→ **EXTRACTED INFORMATION**:
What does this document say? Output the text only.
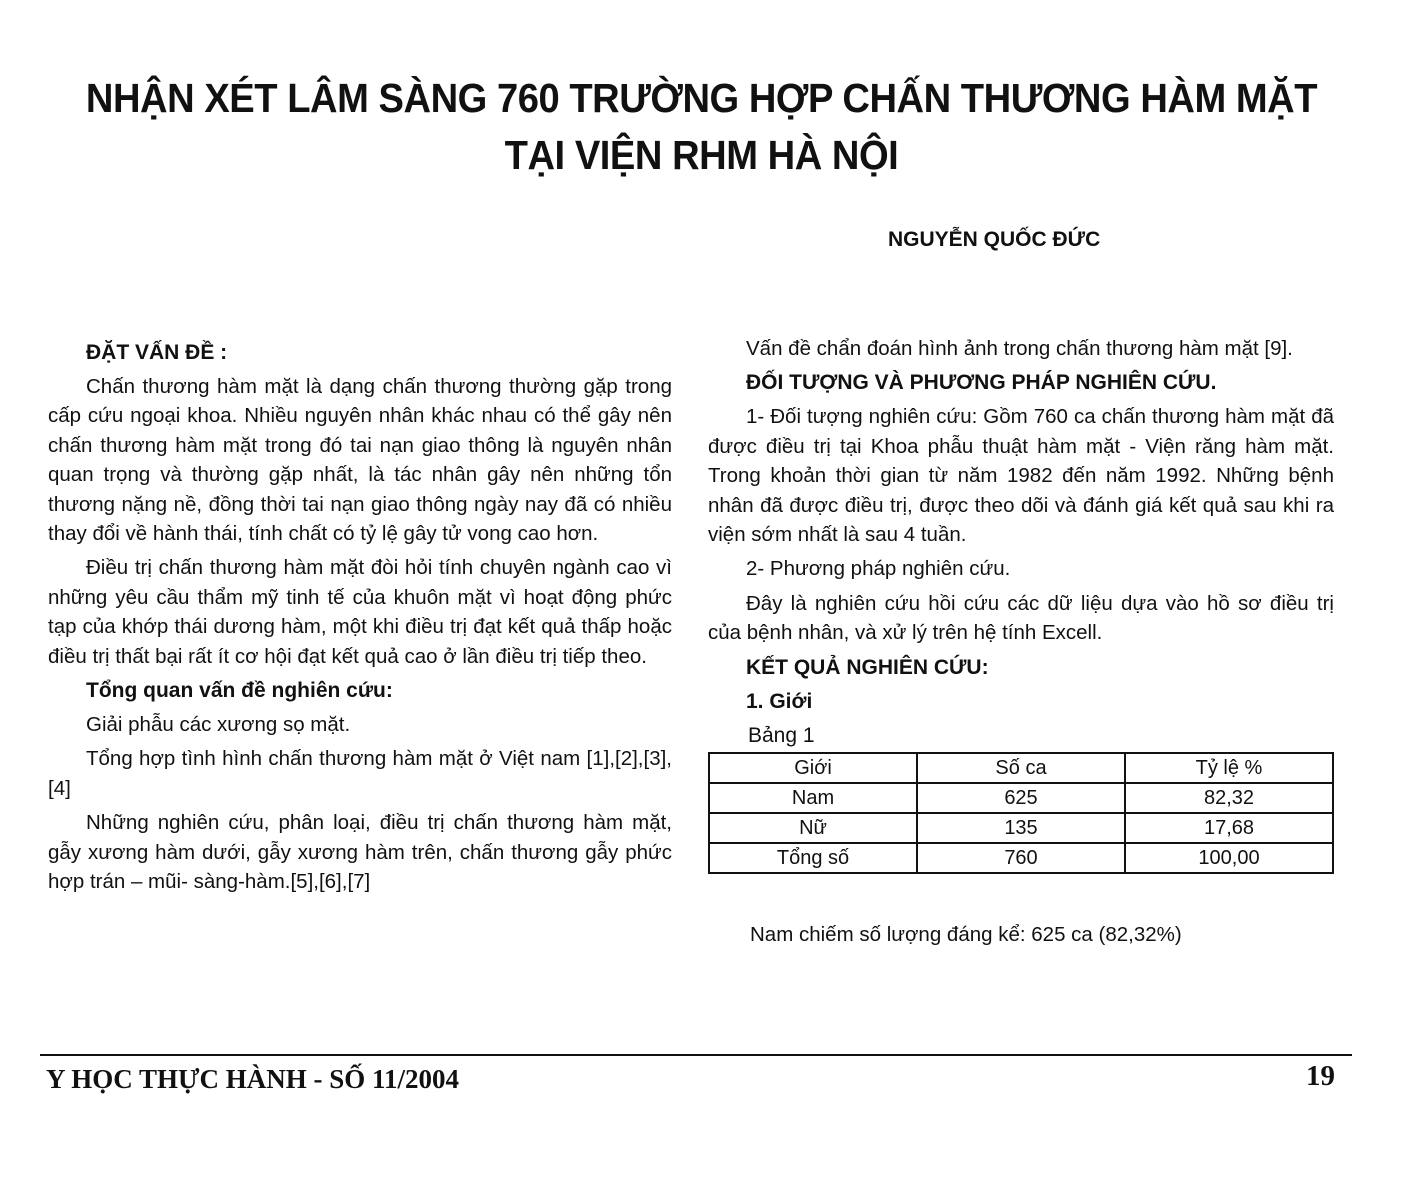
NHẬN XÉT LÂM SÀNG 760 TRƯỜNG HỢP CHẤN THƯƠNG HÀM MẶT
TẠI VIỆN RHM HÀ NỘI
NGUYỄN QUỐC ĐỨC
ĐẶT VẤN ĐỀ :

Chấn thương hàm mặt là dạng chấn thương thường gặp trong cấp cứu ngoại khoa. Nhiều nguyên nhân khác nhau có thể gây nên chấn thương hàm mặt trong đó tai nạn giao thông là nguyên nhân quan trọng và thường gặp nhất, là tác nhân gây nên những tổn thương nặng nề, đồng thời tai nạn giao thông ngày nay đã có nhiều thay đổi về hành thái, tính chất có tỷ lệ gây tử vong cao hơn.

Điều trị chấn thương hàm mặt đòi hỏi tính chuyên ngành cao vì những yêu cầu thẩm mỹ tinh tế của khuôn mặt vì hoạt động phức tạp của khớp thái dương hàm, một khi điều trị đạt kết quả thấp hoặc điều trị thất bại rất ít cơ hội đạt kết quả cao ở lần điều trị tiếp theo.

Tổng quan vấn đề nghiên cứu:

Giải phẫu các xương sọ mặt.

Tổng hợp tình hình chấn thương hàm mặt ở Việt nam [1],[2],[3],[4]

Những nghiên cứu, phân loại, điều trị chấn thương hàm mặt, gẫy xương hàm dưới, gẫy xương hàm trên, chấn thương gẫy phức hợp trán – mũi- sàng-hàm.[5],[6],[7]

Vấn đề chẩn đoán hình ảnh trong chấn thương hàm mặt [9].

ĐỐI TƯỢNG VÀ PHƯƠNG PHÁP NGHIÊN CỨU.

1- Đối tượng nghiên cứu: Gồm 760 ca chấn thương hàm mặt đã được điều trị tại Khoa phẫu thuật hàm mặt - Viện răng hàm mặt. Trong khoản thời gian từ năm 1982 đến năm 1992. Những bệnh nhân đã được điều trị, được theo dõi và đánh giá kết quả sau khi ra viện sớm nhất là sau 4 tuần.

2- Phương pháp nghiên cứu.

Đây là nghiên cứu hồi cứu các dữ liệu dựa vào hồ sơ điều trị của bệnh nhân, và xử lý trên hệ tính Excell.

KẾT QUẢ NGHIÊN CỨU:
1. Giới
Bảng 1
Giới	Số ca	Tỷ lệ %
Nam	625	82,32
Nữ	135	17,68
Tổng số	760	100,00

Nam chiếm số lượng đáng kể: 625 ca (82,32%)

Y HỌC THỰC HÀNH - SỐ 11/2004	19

...

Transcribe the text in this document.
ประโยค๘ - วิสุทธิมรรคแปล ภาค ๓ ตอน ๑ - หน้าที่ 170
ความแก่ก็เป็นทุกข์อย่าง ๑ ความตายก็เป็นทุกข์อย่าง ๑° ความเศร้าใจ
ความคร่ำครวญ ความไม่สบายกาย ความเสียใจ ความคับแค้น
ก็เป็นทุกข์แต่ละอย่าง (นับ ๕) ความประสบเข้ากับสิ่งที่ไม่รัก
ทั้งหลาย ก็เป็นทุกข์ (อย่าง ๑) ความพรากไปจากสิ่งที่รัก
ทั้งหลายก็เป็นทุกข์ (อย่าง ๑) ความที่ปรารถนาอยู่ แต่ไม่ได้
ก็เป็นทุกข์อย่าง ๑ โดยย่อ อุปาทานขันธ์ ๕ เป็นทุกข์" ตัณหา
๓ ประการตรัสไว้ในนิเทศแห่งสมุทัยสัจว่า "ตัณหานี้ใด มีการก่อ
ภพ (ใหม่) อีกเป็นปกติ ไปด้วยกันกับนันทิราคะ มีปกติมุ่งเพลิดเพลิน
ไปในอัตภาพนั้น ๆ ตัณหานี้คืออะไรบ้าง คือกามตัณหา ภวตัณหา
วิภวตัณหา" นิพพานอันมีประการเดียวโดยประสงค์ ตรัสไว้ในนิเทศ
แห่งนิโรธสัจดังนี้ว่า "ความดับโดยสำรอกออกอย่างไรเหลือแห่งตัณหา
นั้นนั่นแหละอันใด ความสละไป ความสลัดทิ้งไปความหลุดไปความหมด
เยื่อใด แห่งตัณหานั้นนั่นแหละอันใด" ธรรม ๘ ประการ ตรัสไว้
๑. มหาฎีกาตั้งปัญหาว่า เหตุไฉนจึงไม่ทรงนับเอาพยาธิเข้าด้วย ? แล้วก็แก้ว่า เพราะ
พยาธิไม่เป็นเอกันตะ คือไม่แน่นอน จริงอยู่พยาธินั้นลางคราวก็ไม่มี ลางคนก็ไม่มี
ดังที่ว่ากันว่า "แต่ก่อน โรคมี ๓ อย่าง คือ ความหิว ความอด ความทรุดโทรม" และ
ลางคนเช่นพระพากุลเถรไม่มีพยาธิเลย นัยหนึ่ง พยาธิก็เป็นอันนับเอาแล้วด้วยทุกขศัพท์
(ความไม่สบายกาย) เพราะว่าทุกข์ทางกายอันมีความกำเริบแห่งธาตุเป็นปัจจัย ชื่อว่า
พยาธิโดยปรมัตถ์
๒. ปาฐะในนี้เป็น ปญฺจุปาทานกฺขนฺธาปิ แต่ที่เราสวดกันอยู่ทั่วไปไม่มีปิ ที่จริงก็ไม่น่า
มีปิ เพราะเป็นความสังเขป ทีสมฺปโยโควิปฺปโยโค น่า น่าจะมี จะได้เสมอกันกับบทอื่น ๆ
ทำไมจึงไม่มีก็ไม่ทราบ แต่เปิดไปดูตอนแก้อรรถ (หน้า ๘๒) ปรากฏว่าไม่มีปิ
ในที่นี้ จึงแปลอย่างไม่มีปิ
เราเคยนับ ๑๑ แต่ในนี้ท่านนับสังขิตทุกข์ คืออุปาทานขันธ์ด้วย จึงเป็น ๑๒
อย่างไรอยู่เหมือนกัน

→ **STATED EXERCISE**: Return every line above that contains the word "ความไม".

→ **EXERCISE ANSWER**:
ความคร่ำครวญ ความไม่สบายกาย ความเสียใจ ความคับแค้น
(ความไม่สบายกาย) เพราะว่าทุกข์ทางกายอันมีความกำเริบแห่งธาตุเป็นปัจจัย ชื่อว่า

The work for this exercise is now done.